### TASK BRIEF
Copy, in full, each line of the material that holds the word "Holdings".

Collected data
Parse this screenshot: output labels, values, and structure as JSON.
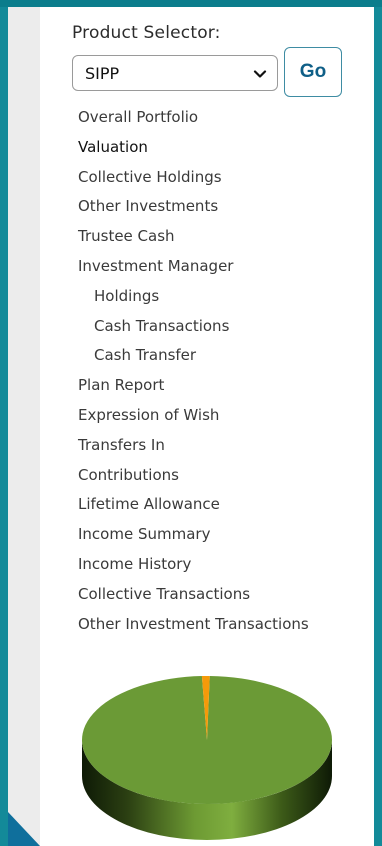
{
  "product_selector": {
    "label": "Product Selector:",
    "selected_value": "SIPP",
    "go_label": "Go"
  },
  "nav": {
    "items": [
      {
        "label": "Overall Portfolio"
      },
      {
        "label": "Valuation",
        "active": true
      },
      {
        "label": "Collective Holdings"
      },
      {
        "label": "Other Investments"
      },
      {
        "label": "Trustee Cash"
      },
      {
        "label": "Investment Manager"
      },
      {
        "label": "Holdings",
        "indent": true
      },
      {
        "label": "Cash Transactions",
        "indent": true
      },
      {
        "label": "Cash Transfer",
        "indent": true
      },
      {
        "label": "Plan Report"
      },
      {
        "label": "Expression of Wish"
      },
      {
        "label": "Transfers In"
      },
      {
        "label": "Contributions"
      },
      {
        "label": "Lifetime Allowance"
      },
      {
        "label": "Income Summary"
      },
      {
        "label": "Income History"
      },
      {
        "label": "Collective Transactions"
      },
      {
        "label": "Other Investment Transactions"
      }
    ]
  },
  "colors": {
    "frame": "#138a99",
    "pie_main": "#6b9a36",
    "pie_slice": "#f59a0a",
    "go_text": "#0f5f87"
  },
  "chart_data": {
    "type": "pie",
    "slices": [
      {
        "value": 99,
        "color": "#6b9a36"
      },
      {
        "value": 1,
        "color": "#f59a0a"
      }
    ]
  }
}
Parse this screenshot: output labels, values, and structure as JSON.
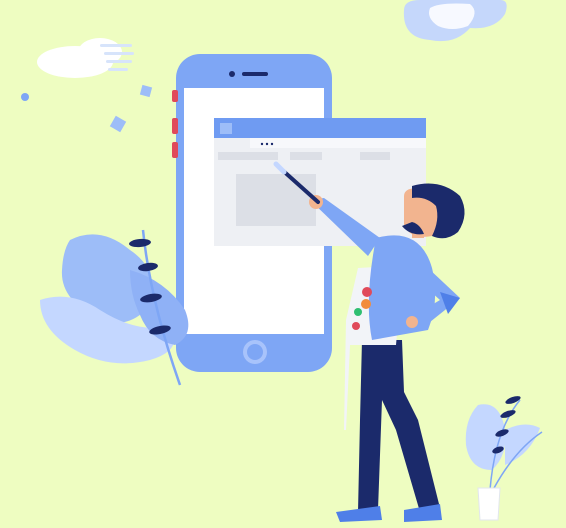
{
  "illustration": {
    "subject": "developer-painting-web-page-on-phone",
    "icons": {
      "phone": "smartphone-icon",
      "browser": "browser-window-icon",
      "painter": "painter-figure-icon",
      "brush": "paintbrush-icon",
      "palette": "paint-palette-icon",
      "plant_left": "leaf-plant-icon",
      "plant_right": "potted-plant-icon",
      "cloud": "cloud-icon"
    },
    "colors": {
      "background": "#eefdc1",
      "phone_body": "#7ea6f5",
      "phone_screen": "#ffffff",
      "browser_bar": "#6f9bf2",
      "shirt": "#7ea6f5",
      "pants": "#1b2a6b",
      "hair": "#1b2a6b",
      "skin": "#f2b48f",
      "leaf_light": "#c4d7ff",
      "leaf_mid": "#8fb1f6"
    }
  }
}
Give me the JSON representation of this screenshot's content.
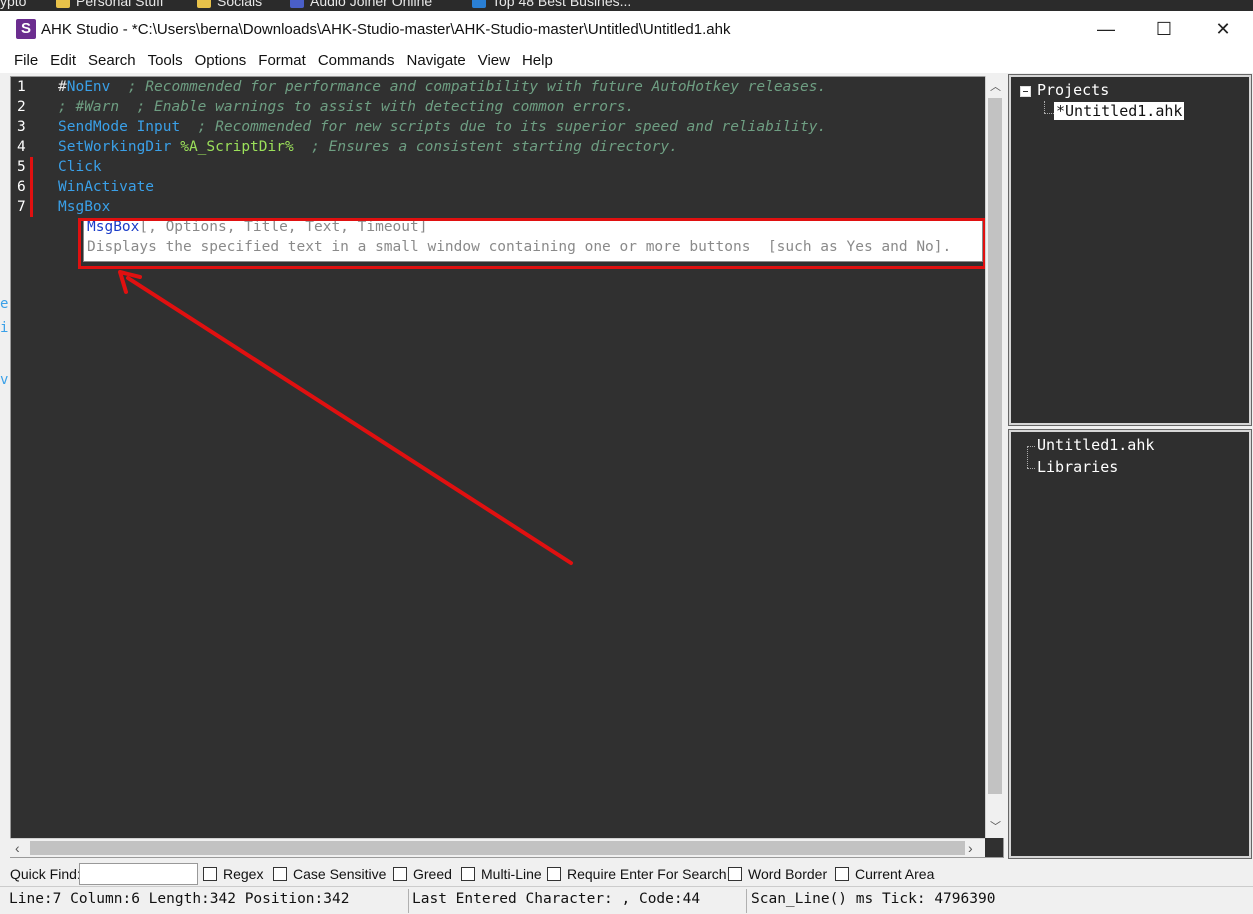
{
  "bookmarks": [
    {
      "label": "ypto",
      "color": ""
    },
    {
      "label": "Personal Stuff",
      "color": "#e8c24a"
    },
    {
      "label": "Socials",
      "color": "#e8c24a"
    },
    {
      "label": "Audio Joiner Online",
      "color": "#4a5fc8"
    },
    {
      "label": "Top 48 Best Busines...",
      "color": "#2a7fd4"
    }
  ],
  "window": {
    "app_icon": "S",
    "title": "AHK Studio - *C:\\Users\\berna\\Downloads\\AHK-Studio-master\\AHK-Studio-master\\Untitled\\Untitled1.ahk",
    "minimize": "—",
    "maximize": "☐",
    "close": "✕"
  },
  "menu": [
    "File",
    "Edit",
    "Search",
    "Tools",
    "Options",
    "Format",
    "Commands",
    "Navigate",
    "View",
    "Help"
  ],
  "editor": {
    "line_numbers": [
      "1",
      "2",
      "3",
      "4",
      "5",
      "6",
      "7"
    ],
    "lines": [
      [
        {
          "t": "#",
          "c": "plain"
        },
        {
          "t": "NoEnv",
          "c": "kw"
        },
        {
          "t": "  ; Recommended for performance and compatibility with future AutoHotkey releases.",
          "c": "cm"
        }
      ],
      [
        {
          "t": "; #Warn  ; Enable warnings to assist with detecting common errors.",
          "c": "cm"
        }
      ],
      [
        {
          "t": "SendMode Input",
          "c": "kw"
        },
        {
          "t": "  ; Recommended for new scripts due to its superior speed and reliability.",
          "c": "cm"
        }
      ],
      [
        {
          "t": "SetWorkingDir ",
          "c": "kw"
        },
        {
          "t": "%A_ScriptDir%",
          "c": "var"
        },
        {
          "t": "  ; Ensures a consistent starting directory.",
          "c": "cm"
        }
      ],
      [
        {
          "t": "Click",
          "c": "kw"
        }
      ],
      [
        {
          "t": "WinActivate",
          "c": "kw"
        }
      ],
      [
        {
          "t": "MsgBox",
          "c": "kw"
        }
      ]
    ],
    "tooltip": {
      "name": "MsgBox",
      "params": "[, Options, Title, Text, Timeout]",
      "description": "Displays the specified text in a small window containing one or more buttons  [such as Yes and No]."
    },
    "left_peek": [
      "e",
      "i",
      "v"
    ]
  },
  "projects": {
    "root": "Projects",
    "file": "*Untitled1.ahk"
  },
  "explorer": {
    "file": "Untitled1.ahk",
    "libraries": "Libraries"
  },
  "quickfind": {
    "label": "Quick Find:",
    "value": "",
    "options": [
      "Regex",
      "Case Sensitive",
      "Greed",
      "Multi-Line",
      "Require Enter For Search",
      "Word Border",
      "Current Area"
    ]
  },
  "status": {
    "position": "Line:7 Column:6 Length:342 Position:342",
    "last_char": "Last Entered Character: , Code:44",
    "scan": "Scan_Line() ms Tick: 4796390"
  },
  "annotation_color": "#e01010"
}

### RESULT OF THIS TASK
        "label": "Collective Holdings"
        "label": "Holdings",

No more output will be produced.